# [Input material]
-=-=-=-=-
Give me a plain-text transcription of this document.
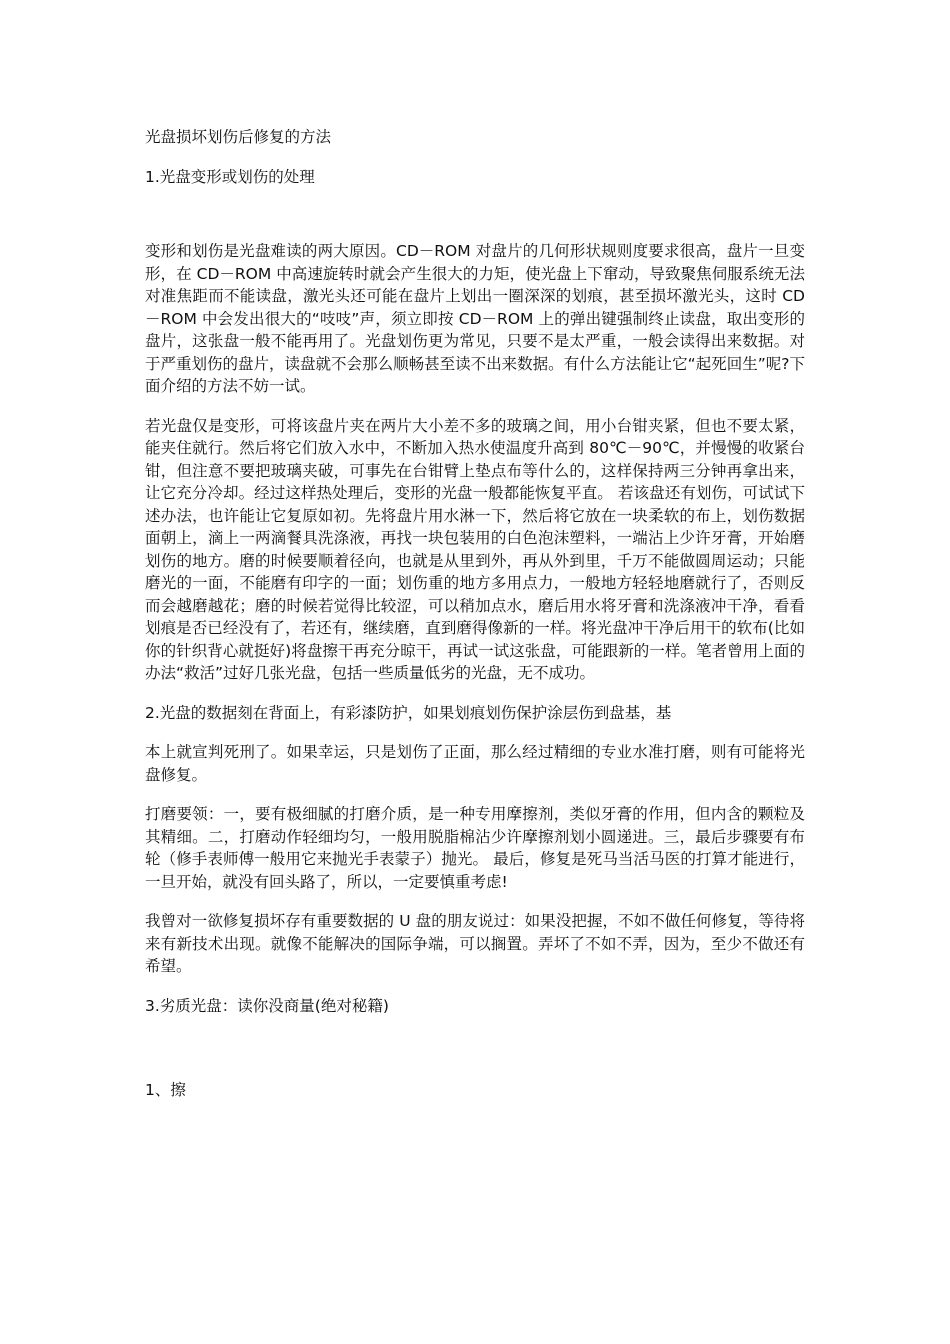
光盘损坏划伤后修复的方法

1.光盘变形或划伤的处理

变形和划伤是光盘难读的两大原因。CD－ROM 对盘片的几何形状规则度要求很高，盘片一旦变形，在 CD－ROM 中高速旋转时就会产生很大的力矩，使光盘上下窜动，导致聚焦伺服系统无法对准焦距而不能读盘，激光头还可能在盘片上划出一圈深深的划痕，甚至损坏激光头，这时 CD－ROM 中会发出很大的“吱吱”声，须立即按 CD－ROM 上的弹出键强制终止读盘，取出变形的盘片，这张盘一般不能再用了。光盘划伤更为常见，只要不是太严重，一般会读得出来数据。对于严重划伤的盘片，读盘就不会那么顺畅甚至读不出来数据。有什么方法能让它“起死回生”呢?下面介绍的方法不妨一试。

若光盘仅是变形，可将该盘片夹在两片大小差不多的玻璃之间，用小台钳夹紧，但也不要太紧，能夹住就行。然后将它们放入水中，不断加入热水使温度升高到 80℃－90℃，并慢慢的收紧台钳，但注意不要把玻璃夹破，可事先在台钳臂上垫点布等什么的，这样保持两三分钟再拿出来，让它充分冷却。经过这样热处理后，变形的光盘一般都能恢复平直。 若该盘还有划伤，可试试下述办法，也许能让它复原如初。先将盘片用水淋一下，然后将它放在一块柔软的布上，划伤数据面朝上，滴上一两滴餐具洗涤液，再找一块包装用的白色泡沫塑料，一端沾上少许牙膏，开始磨划伤的地方。磨的时候要顺着径向，也就是从里到外，再从外到里，千万不能做圆周运动；只能磨光的一面，不能磨有印字的一面；划伤重的地方多用点力，一般地方轻轻地磨就行了，否则反而会越磨越花；磨的时候若觉得比较涩，可以稍加点水，磨后用水将牙膏和洗涤液冲干净，看看划痕是否已经没有了，若还有，继续磨，直到磨得像新的一样。将光盘冲干净后用干的软布(比如你的针织背心就挺好)将盘擦干再充分晾干，再试一试这张盘，可能跟新的一样。笔者曾用上面的办法“救活”过好几张光盘，包括一些质量低劣的光盘，无不成功。

2.光盘的数据刻在背面上，有彩漆防护，如果划痕划伤保护涂层伤到盘基，基

本上就宣判死刑了。如果幸运，只是划伤了正面，那么经过精细的专业水准打磨，则有可能将光盘修复。

打磨要领：一，要有极细腻的打磨介质，是一种专用摩擦剂，类似牙膏的作用，但内含的颗粒及其精细。二，打磨动作轻细均匀，一般用脱脂棉沾少许摩擦剂划小圆递进。三，最后步骤要有布轮（修手表师傅一般用它来抛光手表蒙子）抛光。 最后，修复是死马当活马医的打算才能进行，一旦开始，就没有回头路了，所以，一定要慎重考虑!

我曾对一欲修复损坏存有重要数据的 U 盘的朋友说过：如果没把握，不如不做任何修复，等待将来有新技术出现。就像不能解决的国际争端，可以搁置。弄坏了不如不弄，因为，至少不做还有希望。

3.劣质光盘：读你没商量(绝对秘籍)

1、擦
-=-=-=-=-
# [Problem to work on]
Transcribe every line from the records above without alteration, and leave out the images.

# [Answer for this exercise]
Give me a plain-text transcription of this document.
光盘损坏划伤后修复的方法

1.光盘变形或划伤的处理

变形和划伤是光盘难读的两大原因。CD－ROM 对盘片的几何形状规则度要求很高，盘片一旦变形，在 CD－ROM 中高速旋转时就会产生很大的力矩，使光盘上下窜动，导致聚焦伺服系统无法对准焦距而不能读盘，激光头还可能在盘片上划出一圈深深的划痕，甚至损坏激光头，这时 CD－ROM 中会发出很大的“吱吱”声，须立即按 CD－ROM 上的弹出键强制终止读盘，取出变形的盘片，这张盘一般不能再用了。光盘划伤更为常见，只要不是太严重，一般会读得出来数据。对于严重划伤的盘片，读盘就不会那么顺畅甚至读不出来数据。有什么方法能让它“起死回生”呢?下面介绍的方法不妨一试。

若光盘仅是变形，可将该盘片夹在两片大小差不多的玻璃之间，用小台钳夹紧，但也不要太紧，能夹住就行。然后将它们放入水中，不断加入热水使温度升高到 80℃－90℃，并慢慢的收紧台钳，但注意不要把玻璃夹破，可事先在台钳臂上垫点布等什么的，这样保持两三分钟再拿出来，让它充分冷却。经过这样热处理后，变形的光盘一般都能恢复平直。 若该盘还有划伤，可试试下述办法，也许能让它复原如初。先将盘片用水淋一下，然后将它放在一块柔软的布上，划伤数据面朝上，滴上一两滴餐具洗涤液，再找一块包装用的白色泡沫塑料，一端沾上少许牙膏，开始磨划伤的地方。磨的时候要顺着径向，也就是从里到外，再从外到里，千万不能做圆周运动；只能磨光的一面，不能磨有印字的一面；划伤重的地方多用点力，一般地方轻轻地磨就行了，否则反而会越磨越花；磨的时候若觉得比较涩，可以稍加点水，磨后用水将牙膏和洗涤液冲干净，看看划痕是否已经没有了，若还有，继续磨，直到磨得像新的一样。将光盘冲干净后用干的软布(比如你的针织背心就挺好)将盘擦干再充分晾干，再试一试这张盘，可能跟新的一样。笔者曾用上面的办法“救活”过好几张光盘，包括一些质量低劣的光盘，无不成功。

2.光盘的数据刻在背面上，有彩漆防护，如果划痕划伤保护涂层伤到盘基，基

本上就宣判死刑了。如果幸运，只是划伤了正面，那么经过精细的专业水准打磨，则有可能将光盘修复。

打磨要领：一，要有极细腻的打磨介质，是一种专用摩擦剂，类似牙膏的作用，但内含的颗粒及其精细。二，打磨动作轻细均匀，一般用脱脂棉沾少许摩擦剂划小圆递进。三，最后步骤要有布轮（修手表师傅一般用它来抛光手表蒙子）抛光。 最后，修复是死马当活马医的打算才能进行，一旦开始，就没有回头路了，所以，一定要慎重考虑!

我曾对一欲修复损坏存有重要数据的 U 盘的朋友说过：如果没把握，不如不做任何修复，等待将来有新技术出现。就像不能解决的国际争端，可以搁置。弄坏了不如不弄，因为，至少不做还有希望。

3.劣质光盘：读你没商量(绝对秘籍)

1、擦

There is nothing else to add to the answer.